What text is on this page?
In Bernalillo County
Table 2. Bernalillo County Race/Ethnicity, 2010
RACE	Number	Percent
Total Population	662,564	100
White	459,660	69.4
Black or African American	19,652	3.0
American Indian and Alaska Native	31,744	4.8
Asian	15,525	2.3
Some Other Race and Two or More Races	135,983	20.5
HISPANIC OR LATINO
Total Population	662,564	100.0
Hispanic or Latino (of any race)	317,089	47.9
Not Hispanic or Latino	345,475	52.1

|---|

Transcribe the data. Leave every line exactly as it is.

Response to this exercise:
What text is on this page?
In Bernalillo County
Table 2. Bernalillo County Race/Ethnicity, 2010
RACE	Number	Percent
Total Population	662,564	100
White	459,660	69.4
Black or African American	19,652	3.0
American Indian and Alaska Native	31,744	4.8
Asian	15,525	2.3
Some Other Race and Two or More Races	135,983	20.5
HISPANIC OR LATINO
Total Population	662,564	100.0
Hispanic or Latino (of any race)	317,089	47.9
Not Hispanic or Latino	345,475	52.1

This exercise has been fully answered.